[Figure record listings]
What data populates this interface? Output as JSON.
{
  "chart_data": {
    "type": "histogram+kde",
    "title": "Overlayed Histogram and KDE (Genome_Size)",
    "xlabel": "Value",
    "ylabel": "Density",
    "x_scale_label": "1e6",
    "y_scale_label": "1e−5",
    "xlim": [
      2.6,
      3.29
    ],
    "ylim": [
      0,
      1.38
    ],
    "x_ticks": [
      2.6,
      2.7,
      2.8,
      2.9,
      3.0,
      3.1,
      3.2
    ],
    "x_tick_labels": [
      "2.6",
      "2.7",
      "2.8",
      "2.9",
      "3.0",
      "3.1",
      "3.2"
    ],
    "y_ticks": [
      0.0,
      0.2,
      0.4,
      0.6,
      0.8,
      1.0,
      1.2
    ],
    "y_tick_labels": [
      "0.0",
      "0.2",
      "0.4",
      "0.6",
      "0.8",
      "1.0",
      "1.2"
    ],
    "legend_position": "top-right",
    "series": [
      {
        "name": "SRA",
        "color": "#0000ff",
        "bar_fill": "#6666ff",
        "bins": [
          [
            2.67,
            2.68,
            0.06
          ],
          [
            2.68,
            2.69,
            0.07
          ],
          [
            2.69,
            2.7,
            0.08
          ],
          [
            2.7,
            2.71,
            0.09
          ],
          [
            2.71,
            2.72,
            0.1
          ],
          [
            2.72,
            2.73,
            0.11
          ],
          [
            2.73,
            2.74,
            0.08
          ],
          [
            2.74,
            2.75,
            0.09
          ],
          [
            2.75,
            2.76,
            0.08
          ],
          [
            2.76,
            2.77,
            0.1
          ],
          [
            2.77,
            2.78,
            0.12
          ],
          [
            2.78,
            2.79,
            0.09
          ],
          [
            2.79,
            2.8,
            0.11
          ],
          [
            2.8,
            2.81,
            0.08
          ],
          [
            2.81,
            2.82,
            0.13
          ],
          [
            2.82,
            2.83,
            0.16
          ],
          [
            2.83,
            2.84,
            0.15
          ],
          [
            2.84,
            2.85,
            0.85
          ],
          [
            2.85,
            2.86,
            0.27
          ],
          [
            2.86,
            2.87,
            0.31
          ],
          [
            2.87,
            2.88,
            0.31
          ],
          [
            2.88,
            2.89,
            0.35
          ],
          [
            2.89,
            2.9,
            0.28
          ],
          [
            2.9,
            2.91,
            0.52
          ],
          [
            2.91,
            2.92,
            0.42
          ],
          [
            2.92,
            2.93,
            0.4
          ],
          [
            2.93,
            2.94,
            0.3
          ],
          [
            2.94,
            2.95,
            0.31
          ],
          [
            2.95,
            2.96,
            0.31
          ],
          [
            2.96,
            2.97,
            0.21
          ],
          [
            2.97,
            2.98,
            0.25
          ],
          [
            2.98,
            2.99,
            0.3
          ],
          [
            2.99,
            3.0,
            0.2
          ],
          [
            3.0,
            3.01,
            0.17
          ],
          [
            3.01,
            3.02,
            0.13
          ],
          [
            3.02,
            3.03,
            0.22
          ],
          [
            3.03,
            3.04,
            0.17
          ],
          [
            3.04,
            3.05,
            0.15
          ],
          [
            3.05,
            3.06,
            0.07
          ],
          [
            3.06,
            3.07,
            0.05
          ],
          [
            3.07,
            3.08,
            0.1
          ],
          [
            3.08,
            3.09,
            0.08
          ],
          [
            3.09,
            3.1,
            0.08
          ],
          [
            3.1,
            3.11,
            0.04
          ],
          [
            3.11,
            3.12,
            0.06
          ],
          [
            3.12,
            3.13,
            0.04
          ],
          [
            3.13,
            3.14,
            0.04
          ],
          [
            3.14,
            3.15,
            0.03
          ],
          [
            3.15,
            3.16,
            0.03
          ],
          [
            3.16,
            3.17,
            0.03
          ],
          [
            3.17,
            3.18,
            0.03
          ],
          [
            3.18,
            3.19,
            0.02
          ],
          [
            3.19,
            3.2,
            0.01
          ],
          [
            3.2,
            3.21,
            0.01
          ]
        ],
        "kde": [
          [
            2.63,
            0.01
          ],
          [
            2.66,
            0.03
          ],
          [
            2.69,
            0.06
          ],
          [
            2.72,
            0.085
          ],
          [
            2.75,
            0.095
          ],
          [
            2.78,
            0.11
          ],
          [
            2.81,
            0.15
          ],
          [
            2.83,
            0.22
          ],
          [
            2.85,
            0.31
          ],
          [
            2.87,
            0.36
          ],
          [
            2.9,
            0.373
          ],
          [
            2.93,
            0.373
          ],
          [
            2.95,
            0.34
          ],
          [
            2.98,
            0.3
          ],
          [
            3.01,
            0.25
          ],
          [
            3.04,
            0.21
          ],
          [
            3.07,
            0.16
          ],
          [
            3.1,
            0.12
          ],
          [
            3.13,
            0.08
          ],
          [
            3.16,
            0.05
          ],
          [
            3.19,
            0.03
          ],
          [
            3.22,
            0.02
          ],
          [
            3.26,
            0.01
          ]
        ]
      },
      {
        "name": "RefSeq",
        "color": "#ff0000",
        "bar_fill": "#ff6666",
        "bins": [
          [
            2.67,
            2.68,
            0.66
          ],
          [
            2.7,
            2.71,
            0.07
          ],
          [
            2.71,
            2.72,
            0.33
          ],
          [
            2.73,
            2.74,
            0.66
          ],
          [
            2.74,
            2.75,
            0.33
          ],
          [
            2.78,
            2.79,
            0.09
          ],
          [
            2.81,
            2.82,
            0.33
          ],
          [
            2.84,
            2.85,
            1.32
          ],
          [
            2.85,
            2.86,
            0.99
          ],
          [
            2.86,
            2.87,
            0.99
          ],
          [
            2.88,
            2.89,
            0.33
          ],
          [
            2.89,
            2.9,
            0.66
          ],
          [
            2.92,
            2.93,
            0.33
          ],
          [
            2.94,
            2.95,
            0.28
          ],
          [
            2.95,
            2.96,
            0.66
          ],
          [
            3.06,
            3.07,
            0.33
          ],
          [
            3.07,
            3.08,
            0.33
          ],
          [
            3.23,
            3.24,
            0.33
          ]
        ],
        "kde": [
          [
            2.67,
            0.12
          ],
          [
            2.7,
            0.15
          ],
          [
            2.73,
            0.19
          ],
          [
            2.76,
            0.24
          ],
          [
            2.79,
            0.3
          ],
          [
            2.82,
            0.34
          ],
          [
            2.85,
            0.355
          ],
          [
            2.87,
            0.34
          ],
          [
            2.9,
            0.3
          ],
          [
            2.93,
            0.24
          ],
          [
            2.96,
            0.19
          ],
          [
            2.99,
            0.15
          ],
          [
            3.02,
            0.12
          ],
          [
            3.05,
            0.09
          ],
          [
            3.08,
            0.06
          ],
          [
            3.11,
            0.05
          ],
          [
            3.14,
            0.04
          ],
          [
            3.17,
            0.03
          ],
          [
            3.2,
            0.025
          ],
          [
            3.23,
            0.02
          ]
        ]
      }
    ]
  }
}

* **PROBLEM REQUIREMENTS**: The data above must be returned in full, exactly as written.

* **WRITTEN SOLUTION**:
What data populates this interface? Output as JSON.
{
  "chart_data": {
    "type": "histogram+kde",
    "title": "Overlayed Histogram and KDE (Genome_Size)",
    "xlabel": "Value",
    "ylabel": "Density",
    "x_scale_label": "1e6",
    "y_scale_label": "1e−5",
    "xlim": [
      2.6,
      3.29
    ],
    "ylim": [
      0,
      1.38
    ],
    "x_ticks": [
      2.6,
      2.7,
      2.8,
      2.9,
      3.0,
      3.1,
      3.2
    ],
    "x_tick_labels": [
      "2.6",
      "2.7",
      "2.8",
      "2.9",
      "3.0",
      "3.1",
      "3.2"
    ],
    "y_ticks": [
      0.0,
      0.2,
      0.4,
      0.6,
      0.8,
      1.0,
      1.2
    ],
    "y_tick_labels": [
      "0.0",
      "0.2",
      "0.4",
      "0.6",
      "0.8",
      "1.0",
      "1.2"
    ],
    "legend_position": "top-right",
    "series": [
      {
        "name": "SRA",
        "color": "#0000ff",
        "bar_fill": "#6666ff",
        "bins": [
          [
            2.67,
            2.68,
            0.06
          ],
          [
            2.68,
            2.69,
            0.07
          ],
          [
            2.69,
            2.7,
            0.08
          ],
          [
            2.7,
            2.71,
            0.09
          ],
          [
            2.71,
            2.72,
            0.1
          ],
          [
            2.72,
            2.73,
            0.11
          ],
          [
            2.73,
            2.74,
            0.08
          ],
          [
            2.74,
            2.75,
            0.09
          ],
          [
            2.75,
            2.76,
            0.08
          ],
          [
            2.76,
            2.77,
            0.1
          ],
          [
            2.77,
            2.78,
            0.12
          ],
          [
            2.78,
            2.79,
            0.09
          ],
          [
            2.79,
            2.8,
            0.11
          ],
          [
            2.8,
            2.81,
            0.08
          ],
          [
            2.81,
            2.82,
            0.13
          ],
          [
            2.82,
            2.83,
            0.16
          ],
          [
            2.83,
            2.84,
            0.15
          ],
          [
            2.84,
            2.85,
            0.85
          ],
          [
            2.85,
            2.86,
            0.27
          ],
          [
            2.86,
            2.87,
            0.31
          ],
          [
            2.87,
            2.88,
            0.31
          ],
          [
            2.88,
            2.89,
            0.35
          ],
          [
            2.89,
            2.9,
            0.28
          ],
          [
            2.9,
            2.91,
            0.52
          ],
          [
            2.91,
            2.92,
            0.42
          ],
          [
            2.92,
            2.93,
            0.4
          ],
          [
            2.93,
            2.94,
            0.3
          ],
          [
            2.94,
            2.95,
            0.31
          ],
          [
            2.95,
            2.96,
            0.31
          ],
          [
            2.96,
            2.97,
            0.21
          ],
          [
            2.97,
            2.98,
            0.25
          ],
          [
            2.98,
            2.99,
            0.3
          ],
          [
            2.99,
            3.0,
            0.2
          ],
          [
            3.0,
            3.01,
            0.17
          ],
          [
            3.01,
            3.02,
            0.13
          ],
          [
            3.02,
            3.03,
            0.22
          ],
          [
            3.03,
            3.04,
            0.17
          ],
          [
            3.04,
            3.05,
            0.15
          ],
          [
            3.05,
            3.06,
            0.07
          ],
          [
            3.06,
            3.07,
            0.05
          ],
          [
            3.07,
            3.08,
            0.1
          ],
          [
            3.08,
            3.09,
            0.08
          ],
          [
            3.09,
            3.1,
            0.08
          ],
          [
            3.1,
            3.11,
            0.04
          ],
          [
            3.11,
            3.12,
            0.06
          ],
          [
            3.12,
            3.13,
            0.04
          ],
          [
            3.13,
            3.14,
            0.04
          ],
          [
            3.14,
            3.15,
            0.03
          ],
          [
            3.15,
            3.16,
            0.03
          ],
          [
            3.16,
            3.17,
            0.03
          ],
          [
            3.17,
            3.18,
            0.03
          ],
          [
            3.18,
            3.19,
            0.02
          ],
          [
            3.19,
            3.2,
            0.01
          ],
          [
            3.2,
            3.21,
            0.01
          ]
        ],
        "kde": [
          [
            2.63,
            0.01
          ],
          [
            2.66,
            0.03
          ],
          [
            2.69,
            0.06
          ],
          [
            2.72,
            0.085
          ],
          [
            2.75,
            0.095
          ],
          [
            2.78,
            0.11
          ],
          [
            2.81,
            0.15
          ],
          [
            2.83,
            0.22
          ],
          [
            2.85,
            0.31
          ],
          [
            2.87,
            0.36
          ],
          [
            2.9,
            0.373
          ],
          [
            2.93,
            0.373
          ],
          [
            2.95,
            0.34
          ],
          [
            2.98,
            0.3
          ],
          [
            3.01,
            0.25
          ],
          [
            3.04,
            0.21
          ],
          [
            3.07,
            0.16
          ],
          [
            3.1,
            0.12
          ],
          [
            3.13,
            0.08
          ],
          [
            3.16,
            0.05
          ],
          [
            3.19,
            0.03
          ],
          [
            3.22,
            0.02
          ],
          [
            3.26,
            0.01
          ]
        ]
      },
      {
        "name": "RefSeq",
        "color": "#ff0000",
        "bar_fill": "#ff6666",
        "bins": [
          [
            2.67,
            2.68,
            0.66
          ],
          [
            2.7,
            2.71,
            0.07
          ],
          [
            2.71,
            2.72,
            0.33
          ],
          [
            2.73,
            2.74,
            0.66
          ],
          [
            2.74,
            2.75,
            0.33
          ],
          [
            2.78,
            2.79,
            0.09
          ],
          [
            2.81,
            2.82,
            0.33
          ],
          [
            2.84,
            2.85,
            1.32
          ],
          [
            2.85,
            2.86,
            0.99
          ],
          [
            2.86,
            2.87,
            0.99
          ],
          [
            2.88,
            2.89,
            0.33
          ],
          [
            2.89,
            2.9,
            0.66
          ],
          [
            2.92,
            2.93,
            0.33
          ],
          [
            2.94,
            2.95,
            0.28
          ],
          [
            2.95,
            2.96,
            0.66
          ],
          [
            3.06,
            3.07,
            0.33
          ],
          [
            3.07,
            3.08,
            0.33
          ],
          [
            3.23,
            3.24,
            0.33
          ]
        ],
        "kde": [
          [
            2.67,
            0.12
          ],
          [
            2.7,
            0.15
          ],
          [
            2.73,
            0.19
          ],
          [
            2.76,
            0.24
          ],
          [
            2.79,
            0.3
          ],
          [
            2.82,
            0.34
          ],
          [
            2.85,
            0.355
          ],
          [
            2.87,
            0.34
          ],
          [
            2.9,
            0.3
          ],
          [
            2.93,
            0.24
          ],
          [
            2.96,
            0.19
          ],
          [
            2.99,
            0.15
          ],
          [
            3.02,
            0.12
          ],
          [
            3.05,
            0.09
          ],
          [
            3.08,
            0.06
          ],
          [
            3.11,
            0.05
          ],
          [
            3.14,
            0.04
          ],
          [
            3.17,
            0.03
          ],
          [
            3.2,
            0.025
          ],
          [
            3.23,
            0.02
          ]
        ]
      }
    ]
  }
}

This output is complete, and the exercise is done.